Start

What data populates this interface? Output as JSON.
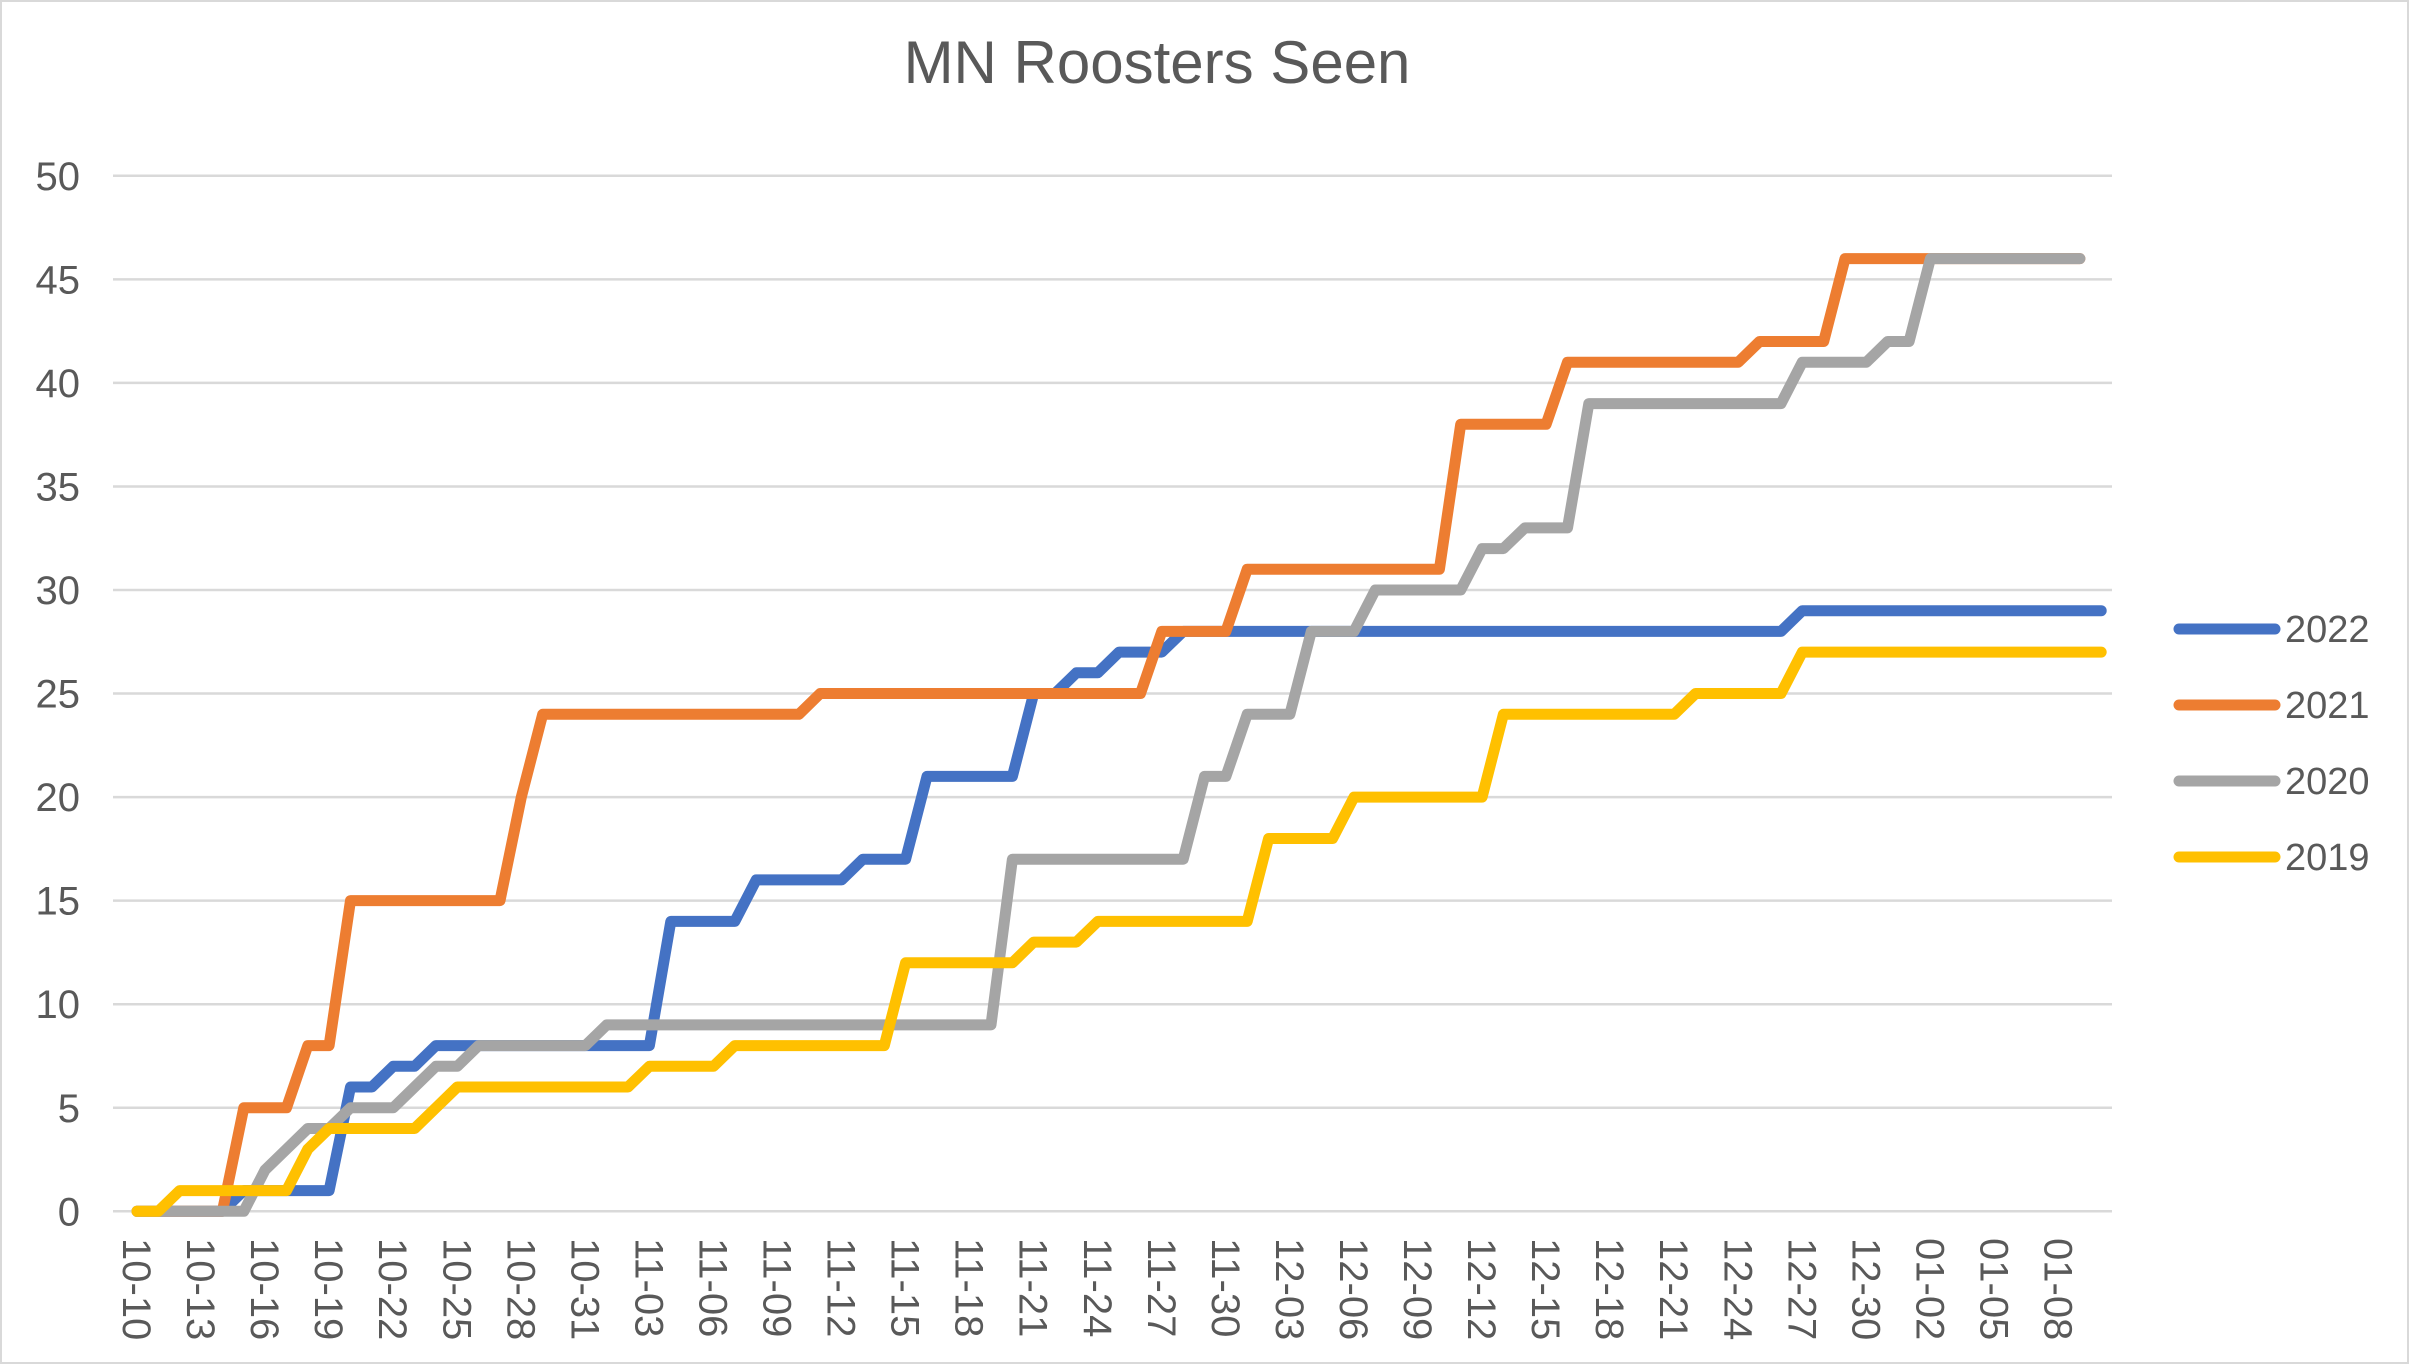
{
  "window": {
    "title": "MN Roosters Seen"
  },
  "colors": {
    "background": "#ffffff",
    "gridline": "#d9d9d9",
    "axis_text": "#595959",
    "title_text": "#595959",
    "series_2022": "#4472c4",
    "series_2021": "#ed7d31",
    "series_2020": "#a5a5a5",
    "series_2019": "#ffc000"
  },
  "chart_data": {
    "type": "line",
    "title": "MN Roosters Seen",
    "xlabel": "",
    "ylabel": "",
    "ylim": [
      0,
      50
    ],
    "y_ticks": [
      0,
      5,
      10,
      15,
      20,
      25,
      30,
      35,
      40,
      45,
      50
    ],
    "grid": "horizontal",
    "legend_position": "right",
    "x_start_date": "10-10",
    "x_cadence": "daily",
    "x_tick_every_days": 3,
    "x_labels": [
      "10-10",
      "10-13",
      "10-16",
      "10-19",
      "10-22",
      "10-25",
      "10-28",
      "10-31",
      "11-03",
      "11-06",
      "11-09",
      "11-12",
      "11-15",
      "11-18",
      "11-21",
      "11-24",
      "11-27",
      "11-30",
      "12-03",
      "12-06",
      "12-09",
      "12-12",
      "12-15",
      "12-18",
      "12-21",
      "12-24",
      "12-27",
      "12-30",
      "01-02",
      "01-05",
      "01-08"
    ],
    "series": [
      {
        "name": "2022",
        "color": "#4472c4",
        "values": [
          0,
          0,
          0,
          0,
          0,
          1,
          1,
          1,
          1,
          1,
          6,
          6,
          7,
          7,
          8,
          8,
          8,
          8,
          8,
          8,
          8,
          8,
          8,
          8,
          8,
          14,
          14,
          14,
          14,
          16,
          16,
          16,
          16,
          16,
          17,
          17,
          17,
          21,
          21,
          21,
          21,
          21,
          25,
          25,
          26,
          26,
          27,
          27,
          27,
          28,
          28,
          28,
          28,
          28,
          28,
          28,
          28,
          28,
          28,
          28,
          28,
          28,
          28,
          28,
          28,
          28,
          28,
          28,
          28,
          28,
          28,
          28,
          28,
          28,
          28,
          28,
          28,
          28,
          29,
          29,
          29,
          29,
          29,
          29,
          29,
          29,
          29,
          29,
          29,
          29,
          29,
          29,
          29
        ]
      },
      {
        "name": "2021",
        "color": "#ed7d31",
        "values": [
          0,
          0,
          0,
          0,
          0,
          5,
          5,
          5,
          8,
          8,
          15,
          15,
          15,
          15,
          15,
          15,
          15,
          15,
          20,
          24,
          24,
          24,
          24,
          24,
          24,
          24,
          24,
          24,
          24,
          24,
          24,
          24,
          25,
          25,
          25,
          25,
          25,
          25,
          25,
          25,
          25,
          25,
          25,
          25,
          25,
          25,
          25,
          25,
          28,
          28,
          28,
          28,
          31,
          31,
          31,
          31,
          31,
          31,
          31,
          31,
          31,
          31,
          38,
          38,
          38,
          38,
          38,
          41,
          41,
          41,
          41,
          41,
          41,
          41,
          41,
          41,
          42,
          42,
          42,
          42,
          46,
          46,
          46,
          46,
          46,
          46,
          46,
          46,
          46,
          46,
          46,
          46
        ]
      },
      {
        "name": "2020",
        "color": "#a5a5a5",
        "values": [
          0,
          0,
          0,
          0,
          0,
          0,
          2,
          3,
          4,
          4,
          5,
          5,
          5,
          6,
          7,
          7,
          8,
          8,
          8,
          8,
          8,
          8,
          9,
          9,
          9,
          9,
          9,
          9,
          9,
          9,
          9,
          9,
          9,
          9,
          9,
          9,
          9,
          9,
          9,
          9,
          9,
          17,
          17,
          17,
          17,
          17,
          17,
          17,
          17,
          17,
          21,
          21,
          24,
          24,
          24,
          28,
          28,
          28,
          30,
          30,
          30,
          30,
          30,
          32,
          32,
          33,
          33,
          33,
          39,
          39,
          39,
          39,
          39,
          39,
          39,
          39,
          39,
          39,
          41,
          41,
          41,
          41,
          42,
          42,
          46,
          46,
          46,
          46,
          46,
          46,
          46,
          46
        ]
      },
      {
        "name": "2019",
        "color": "#ffc000",
        "values": [
          0,
          0,
          1,
          1,
          1,
          1,
          1,
          1,
          3,
          4,
          4,
          4,
          4,
          4,
          5,
          6,
          6,
          6,
          6,
          6,
          6,
          6,
          6,
          6,
          7,
          7,
          7,
          7,
          8,
          8,
          8,
          8,
          8,
          8,
          8,
          8,
          12,
          12,
          12,
          12,
          12,
          12,
          13,
          13,
          13,
          14,
          14,
          14,
          14,
          14,
          14,
          14,
          14,
          18,
          18,
          18,
          18,
          20,
          20,
          20,
          20,
          20,
          20,
          20,
          24,
          24,
          24,
          24,
          24,
          24,
          24,
          24,
          24,
          25,
          25,
          25,
          25,
          25,
          27,
          27,
          27,
          27,
          27,
          27,
          27,
          27,
          27,
          27,
          27,
          27,
          27,
          27,
          27
        ]
      }
    ]
  },
  "legend": {
    "items": [
      {
        "label": "2022",
        "color": "#4472c4"
      },
      {
        "label": "2021",
        "color": "#ed7d31"
      },
      {
        "label": "2020",
        "color": "#a5a5a5"
      },
      {
        "label": "2019",
        "color": "#ffc000"
      }
    ]
  }
}
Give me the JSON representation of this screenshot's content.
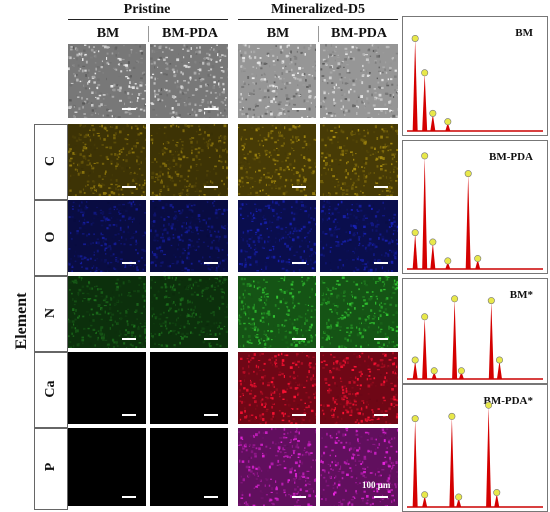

End

(STATED PROBLEM) Reproduce the data above in full, exactly as it is, with the pictures left out.

(SOLUTION)
What data populates this interface? Output as JSON.
{
  "window": {
    "title": "MN Roosters Seen"
  },
  "colors": {
    "background": "#ffffff",
    "gridline": "#d9d9d9",
    "axis_text": "#595959",
    "title_text": "#595959",
    "series_2022": "#4472c4",
    "series_2021": "#ed7d31",
    "series_2020": "#a5a5a5",
    "series_2019": "#ffc000"
  },
  "chart_data": {
    "type": "line",
    "title": "MN Roosters Seen",
    "xlabel": "",
    "ylabel": "",
    "ylim": [
      0,
      50
    ],
    "y_ticks": [
      0,
      5,
      10,
      15,
      20,
      25,
      30,
      35,
      40,
      45,
      50
    ],
    "grid": "horizontal",
    "legend_position": "right",
    "x_start_date": "10-10",
    "x_cadence": "daily",
    "x_tick_every_days": 3,
    "x_labels": [
      "10-10",
      "10-13",
      "10-16",
      "10-19",
      "10-22",
      "10-25",
      "10-28",
      "10-31",
      "11-03",
      "11-06",
      "11-09",
      "11-12",
      "11-15",
      "11-18",
      "11-21",
      "11-24",
      "11-27",
      "11-30",
      "12-03",
      "12-06",
      "12-09",
      "12-12",
      "12-15",
      "12-18",
      "12-21",
      "12-24",
      "12-27",
      "12-30",
      "01-02",
      "01-05",
      "01-08"
    ],
    "series": [
      {
        "name": "2022",
        "color": "#4472c4",
        "values": [
          0,
          0,
          0,
          0,
          0,
          1,
          1,
          1,
          1,
          1,
          6,
          6,
          7,
          7,
          8,
          8,
          8,
          8,
          8,
          8,
          8,
          8,
          8,
          8,
          8,
          14,
          14,
          14,
          14,
          16,
          16,
          16,
          16,
          16,
          17,
          17,
          17,
          21,
          21,
          21,
          21,
          21,
          25,
          25,
          26,
          26,
          27,
          27,
          27,
          28,
          28,
          28,
          28,
          28,
          28,
          28,
          28,
          28,
          28,
          28,
          28,
          28,
          28,
          28,
          28,
          28,
          28,
          28,
          28,
          28,
          28,
          28,
          28,
          28,
          28,
          28,
          28,
          28,
          29,
          29,
          29,
          29,
          29,
          29,
          29,
          29,
          29,
          29,
          29,
          29,
          29,
          29,
          29
        ]
      },
      {
        "name": "2021",
        "color": "#ed7d31",
        "values": [
          0,
          0,
          0,
          0,
          0,
          5,
          5,
          5,
          8,
          8,
          15,
          15,
          15,
          15,
          15,
          15,
          15,
          15,
          20,
          24,
          24,
          24,
          24,
          24,
          24,
          24,
          24,
          24,
          24,
          24,
          24,
          24,
          25,
          25,
          25,
          25,
          25,
          25,
          25,
          25,
          25,
          25,
          25,
          25,
          25,
          25,
          25,
          25,
          28,
          28,
          28,
          28,
          31,
          31,
          31,
          31,
          31,
          31,
          31,
          31,
          31,
          31,
          38,
          38,
          38,
          38,
          38,
          41,
          41,
          41,
          41,
          41,
          41,
          41,
          41,
          41,
          42,
          42,
          42,
          42,
          46,
          46,
          46,
          46,
          46,
          46,
          46,
          46,
          46,
          46,
          46,
          46
        ]
      },
      {
        "name": "2020",
        "color": "#a5a5a5",
        "values": [
          0,
          0,
          0,
          0,
          0,
          0,
          2,
          3,
          4,
          4,
          5,
          5,
          5,
          6,
          7,
          7,
          8,
          8,
          8,
          8,
          8,
          8,
          9,
          9,
          9,
          9,
          9,
          9,
          9,
          9,
          9,
          9,
          9,
          9,
          9,
          9,
          9,
          9,
          9,
          9,
          9,
          17,
          17,
          17,
          17,
          17,
          17,
          17,
          17,
          17,
          21,
          21,
          24,
          24,
          24,
          28,
          28,
          28,
          30,
          30,
          30,
          30,
          30,
          32,
          32,
          33,
          33,
          33,
          39,
          39,
          39,
          39,
          39,
          39,
          39,
          39,
          39,
          39,
          41,
          41,
          41,
          41,
          42,
          42,
          46,
          46,
          46,
          46,
          46,
          46,
          46,
          46
        ]
      },
      {
        "name": "2019",
        "color": "#ffc000",
        "values": [
          0,
          0,
          1,
          1,
          1,
          1,
          1,
          1,
          3,
          4,
          4,
          4,
          4,
          4,
          5,
          6,
          6,
          6,
          6,
          6,
          6,
          6,
          6,
          6,
          7,
          7,
          7,
          7,
          8,
          8,
          8,
          8,
          8,
          8,
          8,
          8,
          12,
          12,
          12,
          12,
          12,
          12,
          13,
          13,
          13,
          14,
          14,
          14,
          14,
          14,
          14,
          14,
          14,
          18,
          18,
          18,
          18,
          20,
          20,
          20,
          20,
          20,
          20,
          20,
          24,
          24,
          24,
          24,
          24,
          24,
          24,
          24,
          24,
          25,
          25,
          25,
          25,
          25,
          27,
          27,
          27,
          27,
          27,
          27,
          27,
          27,
          27,
          27,
          27,
          27,
          27,
          27,
          27
        ]
      }
    ]
  },
  "legend": {
    "items": [
      {
        "label": "2022",
        "color": "#4472c4"
      },
      {
        "label": "2021",
        "color": "#ed7d31"
      },
      {
        "label": "2020",
        "color": "#a5a5a5"
      },
      {
        "label": "2019",
        "color": "#ffc000"
      }
    ]
  }
}
Give me the JSON representation of this screenshot's content.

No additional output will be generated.